## Exercise description
The entries below are to be transcribed in full, without their images.

--- START Supplied information ---

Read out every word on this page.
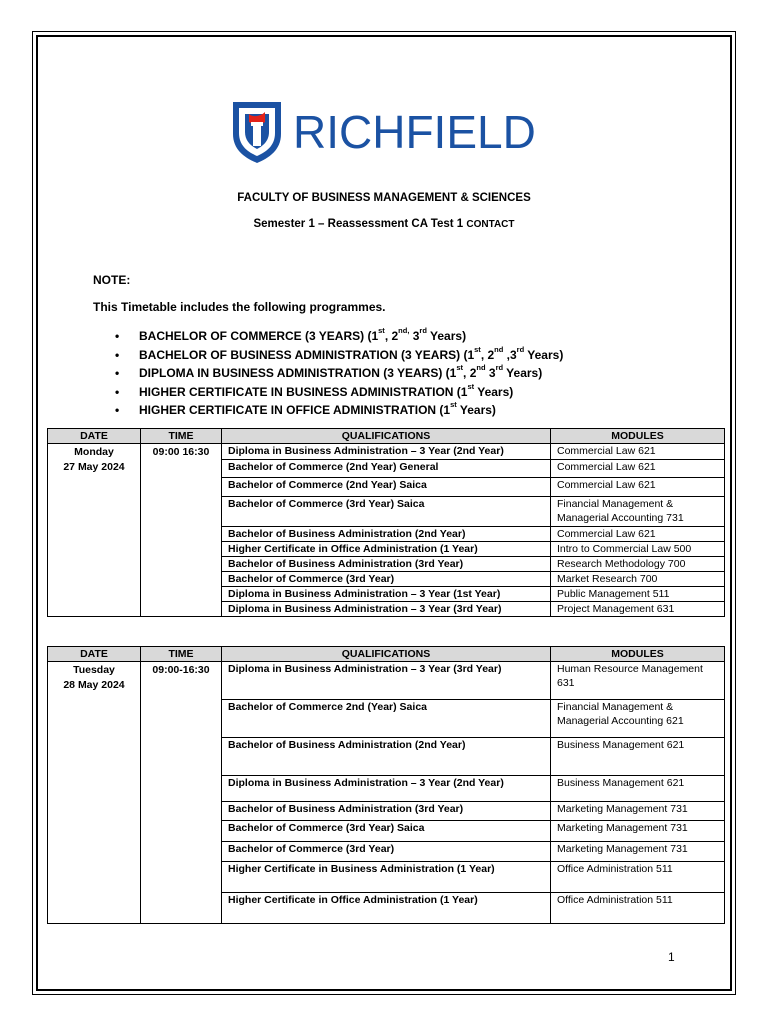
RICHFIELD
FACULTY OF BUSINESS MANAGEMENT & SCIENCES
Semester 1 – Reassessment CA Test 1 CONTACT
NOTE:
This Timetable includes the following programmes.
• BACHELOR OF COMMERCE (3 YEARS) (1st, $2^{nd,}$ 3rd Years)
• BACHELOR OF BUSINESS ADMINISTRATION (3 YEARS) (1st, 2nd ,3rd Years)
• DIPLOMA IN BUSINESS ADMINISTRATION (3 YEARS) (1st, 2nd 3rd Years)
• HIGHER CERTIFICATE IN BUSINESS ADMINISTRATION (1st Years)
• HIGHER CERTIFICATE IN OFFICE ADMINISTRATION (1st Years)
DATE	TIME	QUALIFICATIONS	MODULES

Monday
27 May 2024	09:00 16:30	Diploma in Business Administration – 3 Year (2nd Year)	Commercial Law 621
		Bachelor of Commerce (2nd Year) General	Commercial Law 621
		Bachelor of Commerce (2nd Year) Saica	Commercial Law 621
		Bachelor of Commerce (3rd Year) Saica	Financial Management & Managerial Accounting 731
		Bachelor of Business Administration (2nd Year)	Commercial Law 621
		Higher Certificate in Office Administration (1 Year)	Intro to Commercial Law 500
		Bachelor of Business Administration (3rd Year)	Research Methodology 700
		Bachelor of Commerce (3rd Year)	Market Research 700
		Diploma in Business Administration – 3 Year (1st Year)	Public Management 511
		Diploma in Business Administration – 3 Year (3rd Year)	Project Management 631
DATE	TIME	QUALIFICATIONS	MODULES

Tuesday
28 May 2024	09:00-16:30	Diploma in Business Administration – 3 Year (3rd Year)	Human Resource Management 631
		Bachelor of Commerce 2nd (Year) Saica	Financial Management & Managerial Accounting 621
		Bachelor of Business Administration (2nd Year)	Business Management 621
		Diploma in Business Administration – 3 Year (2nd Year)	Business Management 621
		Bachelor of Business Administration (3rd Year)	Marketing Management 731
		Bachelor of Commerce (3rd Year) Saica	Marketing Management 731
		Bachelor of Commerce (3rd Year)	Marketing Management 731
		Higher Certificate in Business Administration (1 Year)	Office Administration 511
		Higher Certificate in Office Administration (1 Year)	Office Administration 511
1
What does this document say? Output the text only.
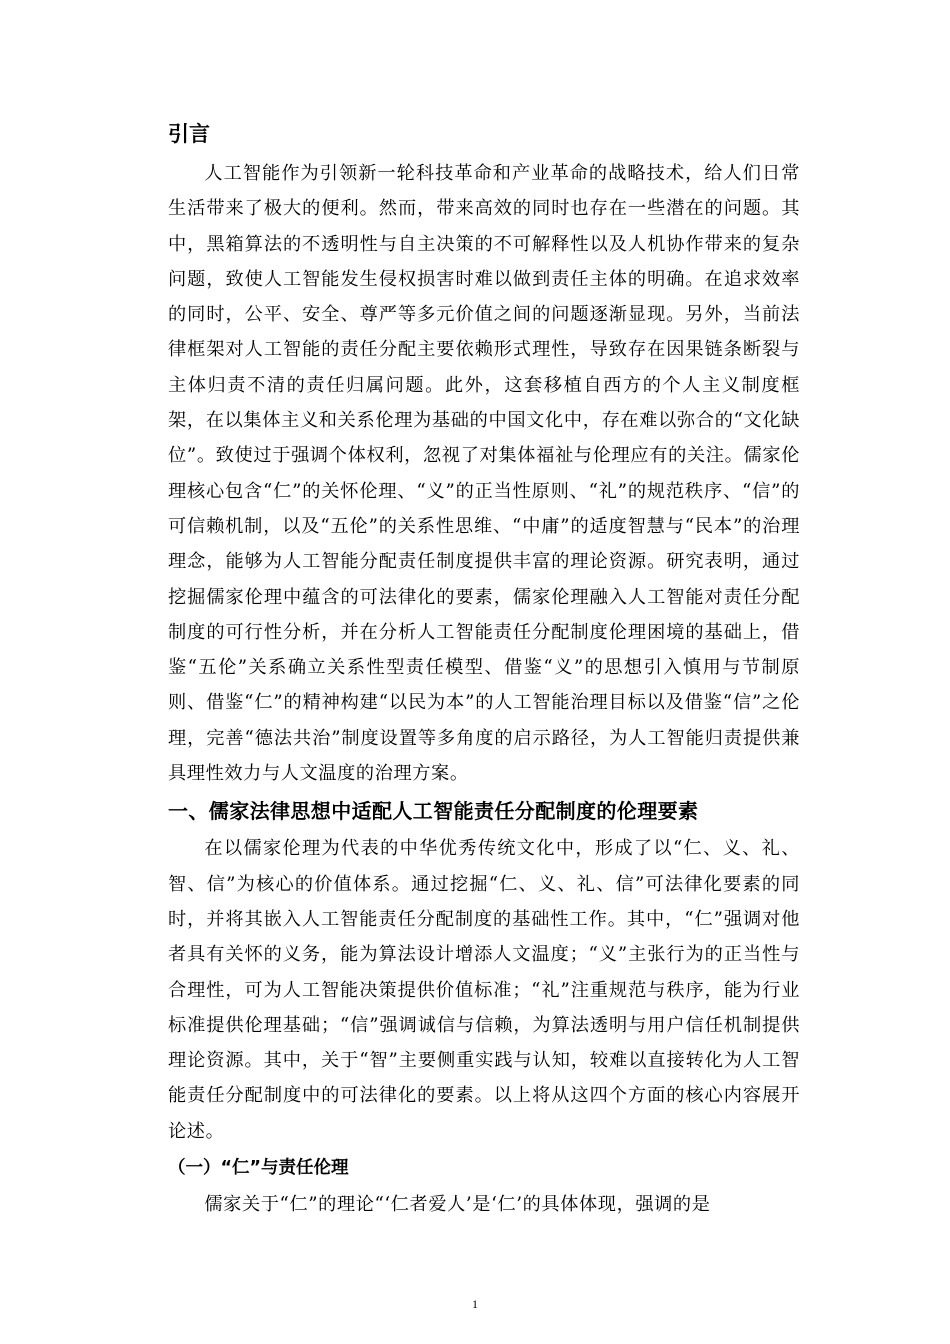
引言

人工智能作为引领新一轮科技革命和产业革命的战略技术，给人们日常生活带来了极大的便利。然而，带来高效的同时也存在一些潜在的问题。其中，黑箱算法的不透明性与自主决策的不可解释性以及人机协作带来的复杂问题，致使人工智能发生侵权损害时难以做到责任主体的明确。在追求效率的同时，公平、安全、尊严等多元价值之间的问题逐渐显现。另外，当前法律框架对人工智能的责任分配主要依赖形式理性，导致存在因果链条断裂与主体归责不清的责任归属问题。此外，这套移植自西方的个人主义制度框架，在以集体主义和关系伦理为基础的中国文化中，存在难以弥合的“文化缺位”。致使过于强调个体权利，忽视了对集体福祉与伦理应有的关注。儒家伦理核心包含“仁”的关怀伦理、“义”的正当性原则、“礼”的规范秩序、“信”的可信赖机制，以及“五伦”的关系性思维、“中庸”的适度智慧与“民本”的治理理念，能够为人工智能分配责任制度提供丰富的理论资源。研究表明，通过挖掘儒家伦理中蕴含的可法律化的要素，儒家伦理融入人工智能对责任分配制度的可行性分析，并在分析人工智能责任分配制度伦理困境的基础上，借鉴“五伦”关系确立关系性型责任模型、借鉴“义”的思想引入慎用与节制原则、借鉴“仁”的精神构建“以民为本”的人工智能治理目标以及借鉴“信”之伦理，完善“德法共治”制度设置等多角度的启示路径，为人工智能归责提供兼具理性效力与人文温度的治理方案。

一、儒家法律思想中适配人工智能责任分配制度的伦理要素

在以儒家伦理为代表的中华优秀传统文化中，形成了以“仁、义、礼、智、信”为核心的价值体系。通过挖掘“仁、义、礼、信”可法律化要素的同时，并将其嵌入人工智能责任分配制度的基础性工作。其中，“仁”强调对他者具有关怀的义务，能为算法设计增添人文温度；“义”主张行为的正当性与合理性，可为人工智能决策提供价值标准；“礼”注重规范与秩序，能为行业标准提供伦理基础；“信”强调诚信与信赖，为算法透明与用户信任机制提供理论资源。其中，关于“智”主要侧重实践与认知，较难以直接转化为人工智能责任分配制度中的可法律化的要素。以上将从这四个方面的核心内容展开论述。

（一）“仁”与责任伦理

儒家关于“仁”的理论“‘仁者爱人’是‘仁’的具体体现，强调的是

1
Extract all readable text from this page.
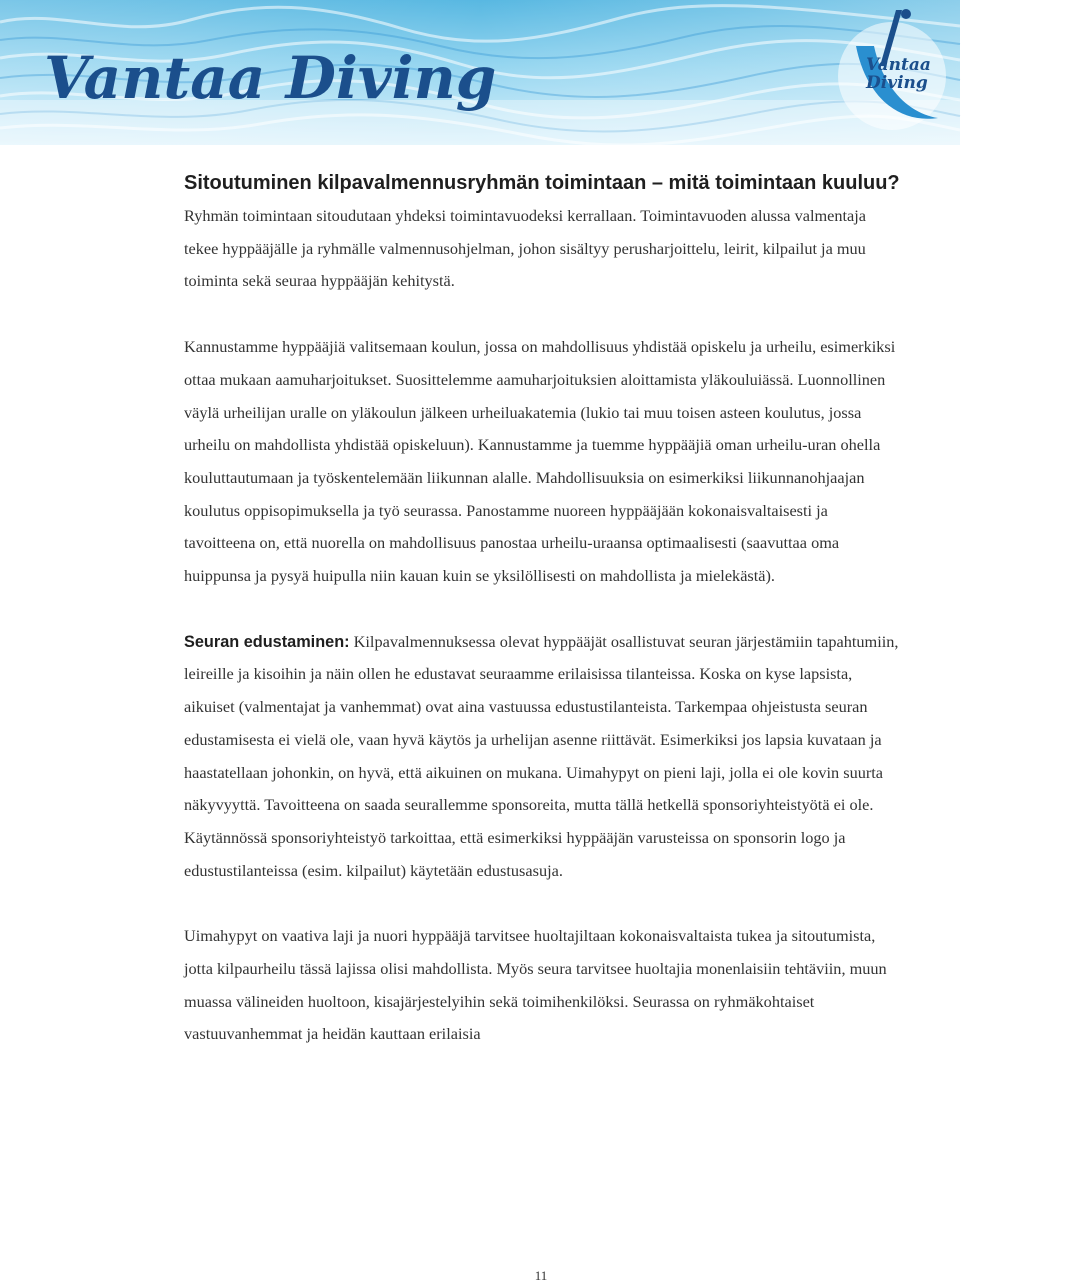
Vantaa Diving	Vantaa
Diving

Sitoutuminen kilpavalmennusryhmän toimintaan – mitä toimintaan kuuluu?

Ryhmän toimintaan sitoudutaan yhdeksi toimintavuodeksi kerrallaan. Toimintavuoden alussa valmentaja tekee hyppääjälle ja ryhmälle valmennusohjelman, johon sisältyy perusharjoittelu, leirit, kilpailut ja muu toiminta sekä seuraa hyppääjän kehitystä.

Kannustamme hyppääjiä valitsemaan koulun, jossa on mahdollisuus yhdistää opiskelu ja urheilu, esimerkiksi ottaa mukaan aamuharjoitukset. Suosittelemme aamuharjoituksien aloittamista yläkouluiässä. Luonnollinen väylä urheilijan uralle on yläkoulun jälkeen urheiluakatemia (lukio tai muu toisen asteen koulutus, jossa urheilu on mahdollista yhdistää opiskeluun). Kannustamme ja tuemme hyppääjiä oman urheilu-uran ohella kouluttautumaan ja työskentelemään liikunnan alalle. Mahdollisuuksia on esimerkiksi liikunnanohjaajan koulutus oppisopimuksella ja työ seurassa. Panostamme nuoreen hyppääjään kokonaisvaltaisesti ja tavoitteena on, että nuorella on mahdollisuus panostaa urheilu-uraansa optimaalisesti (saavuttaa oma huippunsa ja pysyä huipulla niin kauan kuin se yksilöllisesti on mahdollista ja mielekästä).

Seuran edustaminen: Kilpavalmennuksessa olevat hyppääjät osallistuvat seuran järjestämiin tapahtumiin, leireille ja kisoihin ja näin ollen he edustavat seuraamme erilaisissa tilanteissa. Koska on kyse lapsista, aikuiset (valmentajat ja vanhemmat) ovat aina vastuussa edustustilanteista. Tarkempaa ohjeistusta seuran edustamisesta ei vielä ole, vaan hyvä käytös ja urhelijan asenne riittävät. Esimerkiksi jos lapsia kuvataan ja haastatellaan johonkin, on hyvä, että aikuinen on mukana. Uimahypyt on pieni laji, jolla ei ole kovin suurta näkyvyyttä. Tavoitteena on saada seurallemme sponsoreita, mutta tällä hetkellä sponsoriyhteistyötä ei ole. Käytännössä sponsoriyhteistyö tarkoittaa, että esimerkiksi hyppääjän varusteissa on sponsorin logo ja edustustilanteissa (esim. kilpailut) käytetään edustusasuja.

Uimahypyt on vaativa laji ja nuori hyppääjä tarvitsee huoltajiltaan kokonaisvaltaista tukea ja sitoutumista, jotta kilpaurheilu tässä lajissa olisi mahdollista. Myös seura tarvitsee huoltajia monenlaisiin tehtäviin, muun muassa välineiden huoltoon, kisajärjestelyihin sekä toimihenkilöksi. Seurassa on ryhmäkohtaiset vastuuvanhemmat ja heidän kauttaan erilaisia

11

--- END Supplied information ---

## Output of the task
Read out every word on this page.
RICHFIELD
FACULTY OF BUSINESS MANAGEMENT & SCIENCES
Semester 1 – Reassessment CA Test 1 CONTACT
NOTE:
This Timetable includes the following programmes.
• BACHELOR OF COMMERCE (3 YEARS) (1st, $2^{nd,}$ 3rd Years)
• BACHELOR OF BUSINESS ADMINISTRATION (3 YEARS) (1st, 2nd ,3rd Years)
• DIPLOMA IN BUSINESS ADMINISTRATION (3 YEARS) (1st, 2nd 3rd Years)
• HIGHER CERTIFICATE IN BUSINESS ADMINISTRATION (1st Years)
• HIGHER CERTIFICATE IN OFFICE ADMINISTRATION (1st Years)
DATE	TIME	QUALIFICATIONS	MODULES

Monday
27 May 2024	09:00 16:30	Diploma in Business Administration – 3 Year (2nd Year)	Commercial Law 621
		Bachelor of Commerce (2nd Year) General	Commercial Law 621
		Bachelor of Commerce (2nd Year) Saica	Commercial Law 621
		Bachelor of Commerce (3rd Year) Saica	Financial Management & Managerial Accounting 731
		Bachelor of Business Administration (2nd Year)	Commercial Law 621
		Higher Certificate in Office Administration (1 Year)	Intro to Commercial Law 500
		Bachelor of Business Administration (3rd Year)	Research Methodology 700
		Bachelor of Commerce (3rd Year)	Market Research 700
		Diploma in Business Administration – 3 Year (1st Year)	Public Management 511
		Diploma in Business Administration – 3 Year (3rd Year)	Project Management 631
DATE	TIME	QUALIFICATIONS	MODULES

Tuesday
28 May 2024	09:00-16:30	Diploma in Business Administration – 3 Year (3rd Year)	Human Resource Management 631
		Bachelor of Commerce 2nd (Year) Saica	Financial Management & Managerial Accounting 621
		Bachelor of Business Administration (2nd Year)	Business Management 621
		Diploma in Business Administration – 3 Year (2nd Year)	Business Management 621
		Bachelor of Business Administration (3rd Year)	Marketing Management 731
		Bachelor of Commerce (3rd Year) Saica	Marketing Management 731
		Bachelor of Commerce (3rd Year)	Marketing Management 731
		Higher Certificate in Business Administration (1 Year)	Office Administration 511
		Higher Certificate in Office Administration (1 Year)	Office Administration 511
1
What does this document say? Output the text only.
引言

人工智能作为引领新一轮科技革命和产业革命的战略技术，给人们日常生活带来了极大的便利。然而，带来高效的同时也存在一些潜在的问题。其中，黑箱算法的不透明性与自主决策的不可解释性以及人机协作带来的复杂问题，致使人工智能发生侵权损害时难以做到责任主体的明确。在追求效率的同时，公平、安全、尊严等多元价值之间的问题逐渐显现。另外，当前法律框架对人工智能的责任分配主要依赖形式理性，导致存在因果链条断裂与主体归责不清的责任归属问题。此外，这套移植自西方的个人主义制度框架，在以集体主义和关系伦理为基础的中国文化中，存在难以弥合的“文化缺位”。致使过于强调个体权利，忽视了对集体福祉与伦理应有的关注。儒家伦理核心包含“仁”的关怀伦理、“义”的正当性原则、“礼”的规范秩序、“信”的可信赖机制，以及“五伦”的关系性思维、“中庸”的适度智慧与“民本”的治理理念，能够为人工智能分配责任制度提供丰富的理论资源。研究表明，通过挖掘儒家伦理中蕴含的可法律化的要素，儒家伦理融入人工智能对责任分配制度的可行性分析，并在分析人工智能责任分配制度伦理困境的基础上，借鉴“五伦”关系确立关系性型责任模型、借鉴“义”的思想引入慎用与节制原则、借鉴“仁”的精神构建“以民为本”的人工智能治理目标以及借鉴“信”之伦理，完善“德法共治”制度设置等多角度的启示路径，为人工智能归责提供兼具理性效力与人文温度的治理方案。

一、儒家法律思想中适配人工智能责任分配制度的伦理要素

在以儒家伦理为代表的中华优秀传统文化中，形成了以“仁、义、礼、智、信”为核心的价值体系。通过挖掘“仁、义、礼、信”可法律化要素的同时，并将其嵌入人工智能责任分配制度的基础性工作。其中，“仁”强调对他者具有关怀的义务，能为算法设计增添人文温度；“义”主张行为的正当性与合理性，可为人工智能决策提供价值标准；“礼”注重规范与秩序，能为行业标准提供伦理基础；“信”强调诚信与信赖，为算法透明与用户信任机制提供理论资源。其中，关于“智”主要侧重实践与认知，较难以直接转化为人工智能责任分配制度中的可法律化的要素。以上将从这四个方面的核心内容展开论述。

（一）“仁”与责任伦理

儒家关于“仁”的理论“‘仁者爱人’是‘仁’的具体体现，强调的是

1
Extract all readable text from this page.
Vantaa Diving	Vantaa
Diving

Sitoutuminen kilpavalmennusryhmän toimintaan – mitä toimintaan kuuluu?

Ryhmän toimintaan sitoudutaan yhdeksi toimintavuodeksi kerrallaan. Toimintavuoden alussa valmentaja tekee hyppääjälle ja ryhmälle valmennusohjelman, johon sisältyy perusharjoittelu, leirit, kilpailut ja muu toiminta sekä seuraa hyppääjän kehitystä.

Kannustamme hyppääjiä valitsemaan koulun, jossa on mahdollisuus yhdistää opiskelu ja urheilu, esimerkiksi ottaa mukaan aamuharjoitukset. Suosittelemme aamuharjoituksien aloittamista yläkouluiässä. Luonnollinen väylä urheilijan uralle on yläkoulun jälkeen urheiluakatemia (lukio tai muu toisen asteen koulutus, jossa urheilu on mahdollista yhdistää opiskeluun). Kannustamme ja tuemme hyppääjiä oman urheilu-uran ohella kouluttautumaan ja työskentelemään liikunnan alalle. Mahdollisuuksia on esimerkiksi liikunnanohjaajan koulutus oppisopimuksella ja työ seurassa. Panostamme nuoreen hyppääjään kokonaisvaltaisesti ja tavoitteena on, että nuorella on mahdollisuus panostaa urheilu-uraansa optimaalisesti (saavuttaa oma huippunsa ja pysyä huipulla niin kauan kuin se yksilöllisesti on mahdollista ja mielekästä).

Seuran edustaminen: Kilpavalmennuksessa olevat hyppääjät osallistuvat seuran järjestämiin tapahtumiin, leireille ja kisoihin ja näin ollen he edustavat seuraamme erilaisissa tilanteissa. Koska on kyse lapsista, aikuiset (valmentajat ja vanhemmat) ovat aina vastuussa edustustilanteista. Tarkempaa ohjeistusta seuran edustamisesta ei vielä ole, vaan hyvä käytös ja urhelijan asenne riittävät. Esimerkiksi jos lapsia kuvataan ja haastatellaan johonkin, on hyvä, että aikuinen on mukana. Uimahypyt on pieni laji, jolla ei ole kovin suurta näkyvyyttä. Tavoitteena on saada seurallemme sponsoreita, mutta tällä hetkellä sponsoriyhteistyötä ei ole. Käytännössä sponsoriyhteistyö tarkoittaa, että esimerkiksi hyppääjän varusteissa on sponsorin logo ja edustustilanteissa (esim. kilpailut) käytetään edustusasuja.

Uimahypyt on vaativa laji ja nuori hyppääjä tarvitsee huoltajiltaan kokonaisvaltaista tukea ja sitoutumista, jotta kilpaurheilu tässä lajissa olisi mahdollista. Myös seura tarvitsee huoltajia monenlaisiin tehtäviin, muun muassa välineiden huoltoon, kisajärjestelyihin sekä toimihenkilöksi. Seurassa on ryhmäkohtaiset vastuuvanhemmat ja heidän kauttaan erilaisia

11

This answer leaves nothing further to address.